Excerpt provided:
The Problem: Standard Prompting Fails at Reasoning

Standard Few-Shot Prompting

Here’s how you typically use a language model to solve a problem. You give it a few examples (few-shot prompting):

Q: If there are 3 cars in the parking lot and 2 more arrive,
   how many cars are there?
A: 5

Q: A baker makes 12 cookies. He sells 5. How many remain?
A: 7

Q: Sarah has 20 apples. She gives 8 to her friend.
   Her friend gives her 3 back. How many does Sarah have?
A: 15

Then you ask the model the test question:

Q: A store has 50 books. They order 30 more.
   They sell 20. How many books remain?
A: ___

And the model generates: 50 (wrong). Or 60 (wrong). Or 80 (sometimes right by luck).

Why Standard Prompting Fails

The model is not actually solving the problem. It’s:

Pattern-matching to similar sentences in the training data
Predicting a plausible number without executing logic
Guessing the format of the answer

When the problem gets complex (multi-step, unusual numbers, distractors), the model has no internal process to fall back on. It just outputs a number that “sounds right” — and is usually wrong.

Concrete Failure Examples

Example 1: Multi-step arithmetic

Q: Mira starts with 10 candies. She buys 2 packs, each with 5 candies.
   Then she eats 4. How many candies does she have?

Standard Prompting Output: 15
Correct Answer: 16

(Model fails because it sees "10" and "2 packs of 5" but doesn't 
reliably execute 10 + 2×5 - 4 = 10 + 10 - 4 = 16)

Records provided:
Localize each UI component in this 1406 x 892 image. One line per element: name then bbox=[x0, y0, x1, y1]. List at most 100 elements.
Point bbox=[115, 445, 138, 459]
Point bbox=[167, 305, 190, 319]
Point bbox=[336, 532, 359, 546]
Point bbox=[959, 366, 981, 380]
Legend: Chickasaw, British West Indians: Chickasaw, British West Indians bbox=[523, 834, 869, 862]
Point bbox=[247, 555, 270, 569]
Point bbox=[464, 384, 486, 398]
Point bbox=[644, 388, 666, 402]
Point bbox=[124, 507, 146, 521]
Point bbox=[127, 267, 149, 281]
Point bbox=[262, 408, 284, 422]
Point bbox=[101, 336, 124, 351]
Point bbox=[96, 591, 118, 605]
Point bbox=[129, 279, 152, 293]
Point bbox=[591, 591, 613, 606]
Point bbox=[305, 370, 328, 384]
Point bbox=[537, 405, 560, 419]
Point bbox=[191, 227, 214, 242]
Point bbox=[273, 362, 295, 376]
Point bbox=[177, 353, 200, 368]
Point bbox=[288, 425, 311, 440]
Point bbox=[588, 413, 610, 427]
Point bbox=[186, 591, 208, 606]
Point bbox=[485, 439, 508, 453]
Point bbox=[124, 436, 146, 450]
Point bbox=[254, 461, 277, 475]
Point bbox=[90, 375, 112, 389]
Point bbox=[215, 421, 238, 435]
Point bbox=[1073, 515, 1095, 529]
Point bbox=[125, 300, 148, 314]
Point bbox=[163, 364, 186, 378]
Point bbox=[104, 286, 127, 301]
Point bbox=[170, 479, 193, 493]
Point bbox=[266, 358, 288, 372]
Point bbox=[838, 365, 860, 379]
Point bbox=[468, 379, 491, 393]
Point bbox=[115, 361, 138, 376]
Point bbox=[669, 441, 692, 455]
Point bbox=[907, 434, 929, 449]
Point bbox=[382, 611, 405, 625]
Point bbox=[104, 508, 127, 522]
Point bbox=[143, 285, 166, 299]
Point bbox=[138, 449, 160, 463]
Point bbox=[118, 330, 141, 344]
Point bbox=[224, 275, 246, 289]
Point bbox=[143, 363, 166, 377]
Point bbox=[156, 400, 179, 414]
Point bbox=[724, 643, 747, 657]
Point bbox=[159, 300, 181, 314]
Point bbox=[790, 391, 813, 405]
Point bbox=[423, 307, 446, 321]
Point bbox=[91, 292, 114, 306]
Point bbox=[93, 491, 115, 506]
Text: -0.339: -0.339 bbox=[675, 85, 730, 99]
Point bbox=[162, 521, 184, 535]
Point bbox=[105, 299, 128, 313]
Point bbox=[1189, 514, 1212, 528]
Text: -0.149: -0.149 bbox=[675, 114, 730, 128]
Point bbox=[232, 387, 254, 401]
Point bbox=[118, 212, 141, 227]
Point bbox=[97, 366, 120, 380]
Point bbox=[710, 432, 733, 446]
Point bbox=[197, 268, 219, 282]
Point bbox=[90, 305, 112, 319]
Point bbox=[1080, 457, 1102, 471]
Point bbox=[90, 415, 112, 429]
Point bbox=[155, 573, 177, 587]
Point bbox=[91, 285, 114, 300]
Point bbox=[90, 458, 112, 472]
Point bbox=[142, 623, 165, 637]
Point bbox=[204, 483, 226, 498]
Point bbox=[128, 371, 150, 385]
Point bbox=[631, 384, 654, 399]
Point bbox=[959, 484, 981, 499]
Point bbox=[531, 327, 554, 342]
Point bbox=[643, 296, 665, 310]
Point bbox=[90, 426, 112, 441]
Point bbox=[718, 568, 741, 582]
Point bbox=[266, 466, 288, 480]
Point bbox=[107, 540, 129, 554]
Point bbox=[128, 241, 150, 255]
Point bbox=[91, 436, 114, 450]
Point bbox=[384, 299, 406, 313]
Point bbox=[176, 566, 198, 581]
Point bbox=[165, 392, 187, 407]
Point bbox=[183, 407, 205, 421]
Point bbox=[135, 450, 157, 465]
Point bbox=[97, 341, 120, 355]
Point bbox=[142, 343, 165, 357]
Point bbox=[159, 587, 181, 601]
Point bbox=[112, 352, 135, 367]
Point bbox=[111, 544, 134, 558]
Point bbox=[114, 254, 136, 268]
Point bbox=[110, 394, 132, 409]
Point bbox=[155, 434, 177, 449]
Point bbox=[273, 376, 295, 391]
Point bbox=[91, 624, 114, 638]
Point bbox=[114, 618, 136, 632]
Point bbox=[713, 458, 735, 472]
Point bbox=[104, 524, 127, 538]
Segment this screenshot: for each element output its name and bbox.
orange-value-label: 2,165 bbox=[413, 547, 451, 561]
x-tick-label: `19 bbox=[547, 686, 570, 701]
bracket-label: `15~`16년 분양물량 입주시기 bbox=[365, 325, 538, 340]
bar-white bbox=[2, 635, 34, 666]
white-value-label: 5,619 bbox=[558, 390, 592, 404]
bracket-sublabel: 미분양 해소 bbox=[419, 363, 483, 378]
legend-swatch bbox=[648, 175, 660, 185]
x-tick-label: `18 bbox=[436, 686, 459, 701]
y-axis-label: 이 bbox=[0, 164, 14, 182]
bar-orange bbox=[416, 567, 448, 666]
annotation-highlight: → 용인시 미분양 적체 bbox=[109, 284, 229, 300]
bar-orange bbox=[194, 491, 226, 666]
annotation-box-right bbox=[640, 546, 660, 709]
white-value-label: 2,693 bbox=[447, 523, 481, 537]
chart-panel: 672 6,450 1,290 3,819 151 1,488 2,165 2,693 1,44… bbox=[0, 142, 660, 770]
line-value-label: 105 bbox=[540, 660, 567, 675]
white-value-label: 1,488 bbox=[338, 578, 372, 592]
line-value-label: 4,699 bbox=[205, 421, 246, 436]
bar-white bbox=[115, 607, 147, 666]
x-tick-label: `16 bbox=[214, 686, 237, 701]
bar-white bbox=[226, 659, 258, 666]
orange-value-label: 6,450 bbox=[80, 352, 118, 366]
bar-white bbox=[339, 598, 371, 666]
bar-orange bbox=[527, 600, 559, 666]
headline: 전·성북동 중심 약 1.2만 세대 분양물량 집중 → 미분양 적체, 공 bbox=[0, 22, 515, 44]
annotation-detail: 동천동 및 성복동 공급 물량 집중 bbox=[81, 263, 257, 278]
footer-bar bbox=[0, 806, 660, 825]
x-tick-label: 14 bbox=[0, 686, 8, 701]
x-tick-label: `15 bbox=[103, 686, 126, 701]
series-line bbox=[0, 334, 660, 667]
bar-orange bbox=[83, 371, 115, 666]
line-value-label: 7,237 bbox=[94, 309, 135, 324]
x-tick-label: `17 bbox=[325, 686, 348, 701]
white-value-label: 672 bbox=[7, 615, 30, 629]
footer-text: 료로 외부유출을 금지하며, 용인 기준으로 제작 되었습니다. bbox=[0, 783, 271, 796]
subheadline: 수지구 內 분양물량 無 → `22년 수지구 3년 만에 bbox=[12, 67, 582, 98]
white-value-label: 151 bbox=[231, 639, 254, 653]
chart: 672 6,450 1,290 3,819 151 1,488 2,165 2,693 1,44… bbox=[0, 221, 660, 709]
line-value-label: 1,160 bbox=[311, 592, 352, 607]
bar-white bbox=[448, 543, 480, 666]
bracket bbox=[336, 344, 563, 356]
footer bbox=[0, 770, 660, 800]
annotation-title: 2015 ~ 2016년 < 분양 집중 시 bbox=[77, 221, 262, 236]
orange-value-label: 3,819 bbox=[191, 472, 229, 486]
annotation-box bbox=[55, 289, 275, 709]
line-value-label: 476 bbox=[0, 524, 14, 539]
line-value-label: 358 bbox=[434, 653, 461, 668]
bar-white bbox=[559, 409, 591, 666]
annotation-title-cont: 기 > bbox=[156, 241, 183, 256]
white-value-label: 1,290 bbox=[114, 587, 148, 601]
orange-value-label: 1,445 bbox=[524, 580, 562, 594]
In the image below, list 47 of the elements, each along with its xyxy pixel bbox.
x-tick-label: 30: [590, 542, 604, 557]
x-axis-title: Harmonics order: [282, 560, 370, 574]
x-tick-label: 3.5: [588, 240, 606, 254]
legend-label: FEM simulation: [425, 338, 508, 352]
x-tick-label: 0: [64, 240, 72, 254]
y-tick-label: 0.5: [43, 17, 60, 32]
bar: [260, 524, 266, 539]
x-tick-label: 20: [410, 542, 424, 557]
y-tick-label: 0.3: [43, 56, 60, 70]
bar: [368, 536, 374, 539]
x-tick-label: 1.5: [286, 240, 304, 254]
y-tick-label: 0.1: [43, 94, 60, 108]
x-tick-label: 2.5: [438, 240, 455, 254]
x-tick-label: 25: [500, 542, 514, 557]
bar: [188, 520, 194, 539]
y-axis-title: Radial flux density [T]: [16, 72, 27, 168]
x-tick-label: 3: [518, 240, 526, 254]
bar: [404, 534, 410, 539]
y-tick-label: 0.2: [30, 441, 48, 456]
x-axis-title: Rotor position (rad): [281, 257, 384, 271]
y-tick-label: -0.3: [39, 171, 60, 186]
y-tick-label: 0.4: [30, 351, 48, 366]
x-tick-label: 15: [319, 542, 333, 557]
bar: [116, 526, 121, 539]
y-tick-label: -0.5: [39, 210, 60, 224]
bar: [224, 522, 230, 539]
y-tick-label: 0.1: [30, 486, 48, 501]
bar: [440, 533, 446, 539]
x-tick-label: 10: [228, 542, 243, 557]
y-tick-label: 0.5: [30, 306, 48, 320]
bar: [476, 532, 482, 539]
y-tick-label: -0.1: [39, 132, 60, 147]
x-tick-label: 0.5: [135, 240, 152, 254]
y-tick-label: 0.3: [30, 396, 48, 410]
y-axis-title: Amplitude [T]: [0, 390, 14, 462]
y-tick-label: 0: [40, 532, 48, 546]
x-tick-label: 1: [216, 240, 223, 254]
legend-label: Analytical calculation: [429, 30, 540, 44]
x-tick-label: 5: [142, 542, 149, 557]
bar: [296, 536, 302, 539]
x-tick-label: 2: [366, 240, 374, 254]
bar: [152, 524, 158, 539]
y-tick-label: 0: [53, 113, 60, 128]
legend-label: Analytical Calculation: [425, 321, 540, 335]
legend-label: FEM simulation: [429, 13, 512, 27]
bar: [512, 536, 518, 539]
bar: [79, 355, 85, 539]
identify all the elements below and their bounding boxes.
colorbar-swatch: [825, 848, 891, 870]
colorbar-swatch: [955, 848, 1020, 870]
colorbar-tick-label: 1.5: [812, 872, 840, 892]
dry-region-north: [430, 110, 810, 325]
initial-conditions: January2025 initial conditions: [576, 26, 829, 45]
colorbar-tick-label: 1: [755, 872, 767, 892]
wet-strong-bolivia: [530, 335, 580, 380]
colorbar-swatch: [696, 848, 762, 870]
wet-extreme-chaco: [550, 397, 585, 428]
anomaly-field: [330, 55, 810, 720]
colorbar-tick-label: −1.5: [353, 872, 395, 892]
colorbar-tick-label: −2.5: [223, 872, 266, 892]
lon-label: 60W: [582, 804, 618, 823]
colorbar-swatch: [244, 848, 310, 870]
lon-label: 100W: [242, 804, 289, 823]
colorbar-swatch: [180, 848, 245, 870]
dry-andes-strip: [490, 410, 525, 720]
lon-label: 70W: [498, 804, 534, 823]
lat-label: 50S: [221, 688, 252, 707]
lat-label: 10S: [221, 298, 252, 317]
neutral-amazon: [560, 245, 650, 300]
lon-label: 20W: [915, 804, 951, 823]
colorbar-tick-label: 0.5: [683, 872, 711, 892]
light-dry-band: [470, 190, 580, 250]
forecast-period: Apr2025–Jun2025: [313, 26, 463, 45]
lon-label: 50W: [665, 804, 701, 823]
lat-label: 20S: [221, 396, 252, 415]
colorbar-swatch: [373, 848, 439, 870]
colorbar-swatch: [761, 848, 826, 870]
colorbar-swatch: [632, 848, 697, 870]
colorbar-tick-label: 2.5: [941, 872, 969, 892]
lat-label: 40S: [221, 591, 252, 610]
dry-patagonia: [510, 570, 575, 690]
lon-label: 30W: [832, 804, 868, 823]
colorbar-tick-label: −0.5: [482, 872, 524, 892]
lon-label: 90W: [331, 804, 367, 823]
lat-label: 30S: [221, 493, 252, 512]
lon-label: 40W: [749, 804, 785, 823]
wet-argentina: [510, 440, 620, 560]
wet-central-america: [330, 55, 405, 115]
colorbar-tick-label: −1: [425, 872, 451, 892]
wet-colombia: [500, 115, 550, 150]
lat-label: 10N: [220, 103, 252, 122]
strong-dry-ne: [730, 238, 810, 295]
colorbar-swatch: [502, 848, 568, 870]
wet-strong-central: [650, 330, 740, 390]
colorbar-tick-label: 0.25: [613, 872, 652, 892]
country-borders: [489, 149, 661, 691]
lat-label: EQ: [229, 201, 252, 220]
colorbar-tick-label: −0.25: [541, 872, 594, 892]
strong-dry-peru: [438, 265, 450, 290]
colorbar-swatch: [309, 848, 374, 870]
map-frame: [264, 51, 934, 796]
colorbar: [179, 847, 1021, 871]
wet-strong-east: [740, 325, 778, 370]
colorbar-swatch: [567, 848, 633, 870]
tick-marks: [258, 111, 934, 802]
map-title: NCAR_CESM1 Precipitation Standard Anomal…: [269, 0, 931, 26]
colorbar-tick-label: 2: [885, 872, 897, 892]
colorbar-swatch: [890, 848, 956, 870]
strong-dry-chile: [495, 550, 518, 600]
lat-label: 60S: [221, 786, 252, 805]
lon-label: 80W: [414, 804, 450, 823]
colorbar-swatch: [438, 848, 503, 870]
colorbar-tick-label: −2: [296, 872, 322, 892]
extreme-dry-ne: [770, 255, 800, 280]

Set problem: In the text on why standard prompting fails at reasoning, what does the model have no internal process for when a problem gets complex?

Finished exercise: It has no internal process to fall back on.